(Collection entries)
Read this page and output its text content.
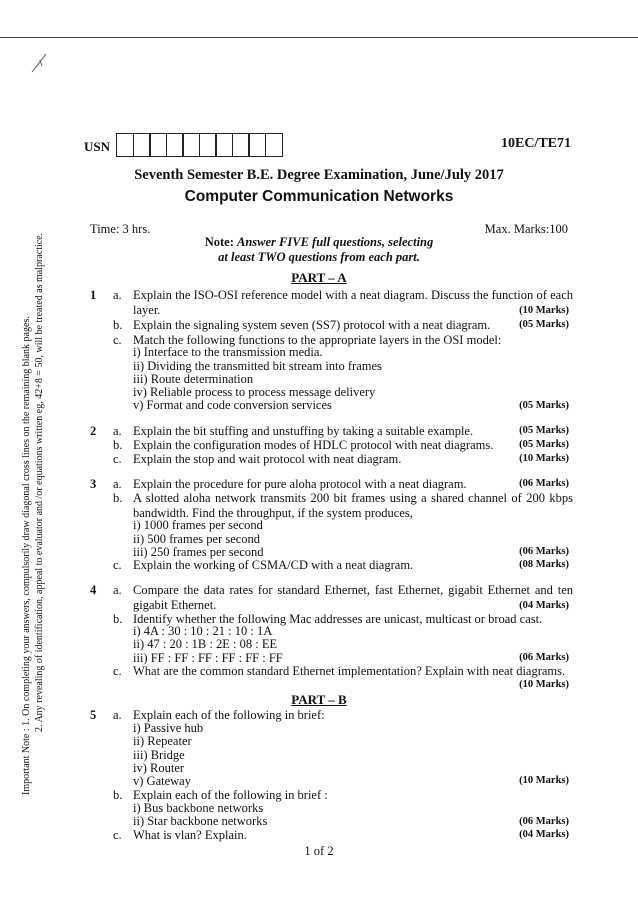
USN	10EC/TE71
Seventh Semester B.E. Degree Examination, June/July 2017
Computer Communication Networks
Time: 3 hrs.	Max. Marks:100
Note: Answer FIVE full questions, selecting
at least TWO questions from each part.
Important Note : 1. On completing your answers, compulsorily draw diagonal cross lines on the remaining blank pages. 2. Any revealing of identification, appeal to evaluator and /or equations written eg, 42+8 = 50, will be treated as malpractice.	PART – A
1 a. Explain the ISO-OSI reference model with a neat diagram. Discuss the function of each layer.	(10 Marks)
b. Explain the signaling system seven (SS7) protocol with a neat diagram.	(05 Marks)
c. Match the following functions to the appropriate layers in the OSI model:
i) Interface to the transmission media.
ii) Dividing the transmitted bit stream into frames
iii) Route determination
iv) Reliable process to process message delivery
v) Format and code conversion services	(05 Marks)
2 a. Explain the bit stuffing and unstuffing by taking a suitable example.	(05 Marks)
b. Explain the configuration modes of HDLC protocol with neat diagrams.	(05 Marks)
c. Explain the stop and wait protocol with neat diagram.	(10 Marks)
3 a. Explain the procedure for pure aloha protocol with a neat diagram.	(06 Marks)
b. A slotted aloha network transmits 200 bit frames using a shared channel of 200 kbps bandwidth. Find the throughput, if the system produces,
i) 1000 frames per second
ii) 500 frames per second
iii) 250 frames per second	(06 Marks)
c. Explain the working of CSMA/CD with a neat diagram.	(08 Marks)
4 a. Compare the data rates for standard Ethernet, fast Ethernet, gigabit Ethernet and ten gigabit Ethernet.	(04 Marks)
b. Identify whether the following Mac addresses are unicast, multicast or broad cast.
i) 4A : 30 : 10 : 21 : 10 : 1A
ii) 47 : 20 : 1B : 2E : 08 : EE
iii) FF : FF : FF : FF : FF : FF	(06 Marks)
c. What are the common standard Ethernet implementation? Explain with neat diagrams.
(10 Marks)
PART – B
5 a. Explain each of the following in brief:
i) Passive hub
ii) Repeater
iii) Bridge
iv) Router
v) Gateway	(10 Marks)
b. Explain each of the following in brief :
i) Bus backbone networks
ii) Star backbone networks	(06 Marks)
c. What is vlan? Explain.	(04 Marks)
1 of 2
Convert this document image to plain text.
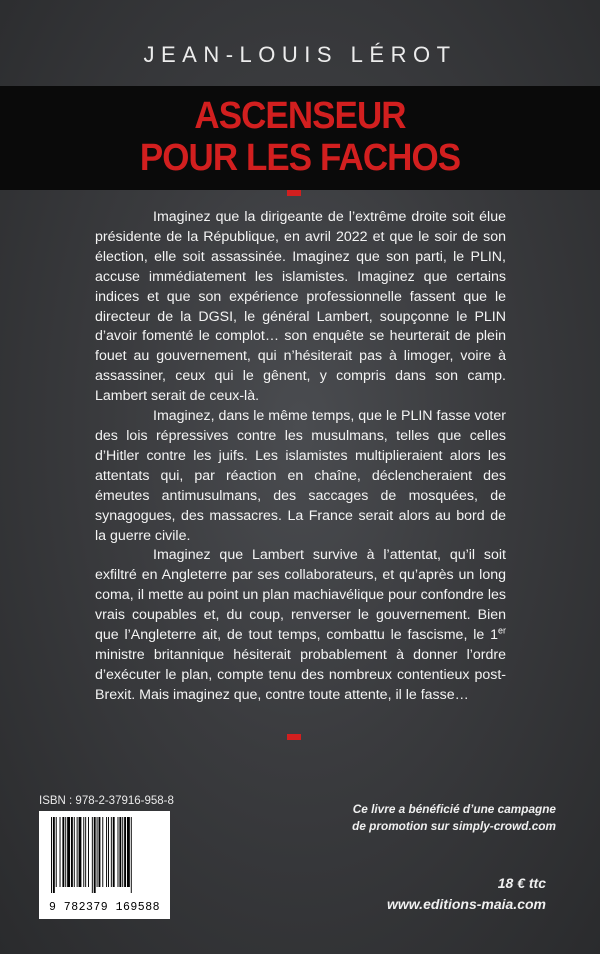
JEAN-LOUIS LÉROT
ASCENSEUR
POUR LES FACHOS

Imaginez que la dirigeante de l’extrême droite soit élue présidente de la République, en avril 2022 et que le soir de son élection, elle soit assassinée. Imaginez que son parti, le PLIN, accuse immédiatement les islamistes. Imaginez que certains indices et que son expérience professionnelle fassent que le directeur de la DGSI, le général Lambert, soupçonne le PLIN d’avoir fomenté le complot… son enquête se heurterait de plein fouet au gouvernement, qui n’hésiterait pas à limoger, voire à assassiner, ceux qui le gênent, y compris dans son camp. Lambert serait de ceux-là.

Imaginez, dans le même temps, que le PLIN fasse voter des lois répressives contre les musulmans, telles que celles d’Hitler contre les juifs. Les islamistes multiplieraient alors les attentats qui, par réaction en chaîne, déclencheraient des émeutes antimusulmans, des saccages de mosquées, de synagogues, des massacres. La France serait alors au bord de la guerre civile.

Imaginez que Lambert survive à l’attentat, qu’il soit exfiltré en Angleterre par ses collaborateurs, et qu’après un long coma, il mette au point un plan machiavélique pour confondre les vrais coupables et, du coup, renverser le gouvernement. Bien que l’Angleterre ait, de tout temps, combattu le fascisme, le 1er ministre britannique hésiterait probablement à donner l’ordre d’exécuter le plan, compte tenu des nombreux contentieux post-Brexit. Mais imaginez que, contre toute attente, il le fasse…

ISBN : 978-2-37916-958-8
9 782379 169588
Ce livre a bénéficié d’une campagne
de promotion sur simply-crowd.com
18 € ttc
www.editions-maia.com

* [Task requirements] Reproduce all of the material above word for word. Omit the pictures.

* [The response]
Read this page and output its text content.
USN	10EC/TE71
Seventh Semester B.E. Degree Examination, June/July 2017
Computer Communication Networks
Time: 3 hrs.	Max. Marks:100
Note: Answer FIVE full questions, selecting
at least TWO questions from each part.
Important Note : 1. On completing your answers, compulsorily draw diagonal cross lines on the remaining blank pages. 2. Any revealing of identification, appeal to evaluator and /or equations written eg, 42+8 = 50, will be treated as malpractice.	PART – A
1 a. Explain the ISO-OSI reference model with a neat diagram. Discuss the function of each layer.	(10 Marks)
b. Explain the signaling system seven (SS7) protocol with a neat diagram.	(05 Marks)
c. Match the following functions to the appropriate layers in the OSI model:
i) Interface to the transmission media.
ii) Dividing the transmitted bit stream into frames
iii) Route determination
iv) Reliable process to process message delivery
v) Format and code conversion services	(05 Marks)
2 a. Explain the bit stuffing and unstuffing by taking a suitable example.	(05 Marks)
b. Explain the configuration modes of HDLC protocol with neat diagrams.	(05 Marks)
c. Explain the stop and wait protocol with neat diagram.	(10 Marks)
3 a. Explain the procedure for pure aloha protocol with a neat diagram.	(06 Marks)
b. A slotted aloha network transmits 200 bit frames using a shared channel of 200 kbps bandwidth. Find the throughput, if the system produces,
i) 1000 frames per second
ii) 500 frames per second
iii) 250 frames per second	(06 Marks)
c. Explain the working of CSMA/CD with a neat diagram.	(08 Marks)
4 a. Compare the data rates for standard Ethernet, fast Ethernet, gigabit Ethernet and ten gigabit Ethernet.	(04 Marks)
b. Identify whether the following Mac addresses are unicast, multicast or broad cast.
i) 4A : 30 : 10 : 21 : 10 : 1A
ii) 47 : 20 : 1B : 2E : 08 : EE
iii) FF : FF : FF : FF : FF : FF	(06 Marks)
c. What are the common standard Ethernet implementation? Explain with neat diagrams.
(10 Marks)
PART – B
5 a. Explain each of the following in brief:
i) Passive hub
ii) Repeater
iii) Bridge
iv) Router
v) Gateway	(10 Marks)
b. Explain each of the following in brief :
i) Bus backbone networks
ii) Star backbone networks	(06 Marks)
c. What is vlan? Explain.	(04 Marks)
1 of 2
Convert this document image to plain text.
JEAN-LOUIS LÉROT
ASCENSEUR
POUR LES FACHOS

Imaginez que la dirigeante de l’extrême droite soit élue présidente de la République, en avril 2022 et que le soir de son élection, elle soit assassinée. Imaginez que son parti, le PLIN, accuse immédiatement les islamistes. Imaginez que certains indices et que son expérience professionnelle fassent que le directeur de la DGSI, le général Lambert, soupçonne le PLIN d’avoir fomenté le complot… son enquête se heurterait de plein fouet au gouvernement, qui n’hésiterait pas à limoger, voire à assassiner, ceux qui le gênent, y compris dans son camp. Lambert serait de ceux-là.

Imaginez, dans le même temps, que le PLIN fasse voter des lois répressives contre les musulmans, telles que celles d’Hitler contre les juifs. Les islamistes multiplieraient alors les attentats qui, par réaction en chaîne, déclencheraient des émeutes antimusulmans, des saccages de mosquées, de synagogues, des massacres. La France serait alors au bord de la guerre civile.

Imaginez que Lambert survive à l’attentat, qu’il soit exfiltré en Angleterre par ses collaborateurs, et qu’après un long coma, il mette au point un plan machiavélique pour confondre les vrais coupables et, du coup, renverser le gouvernement. Bien que l’Angleterre ait, de tout temps, combattu le fascisme, le 1er ministre britannique hésiterait probablement à donner l’ordre d’exécuter le plan, compte tenu des nombreux contentieux post-Brexit. Mais imaginez que, contre toute attente, il le fasse…

ISBN : 978-2-37916-958-8
9 782379 169588
Ce livre a bénéficié d’une campagne
de promotion sur simply-crowd.com
18 € ttc
www.editions-maia.com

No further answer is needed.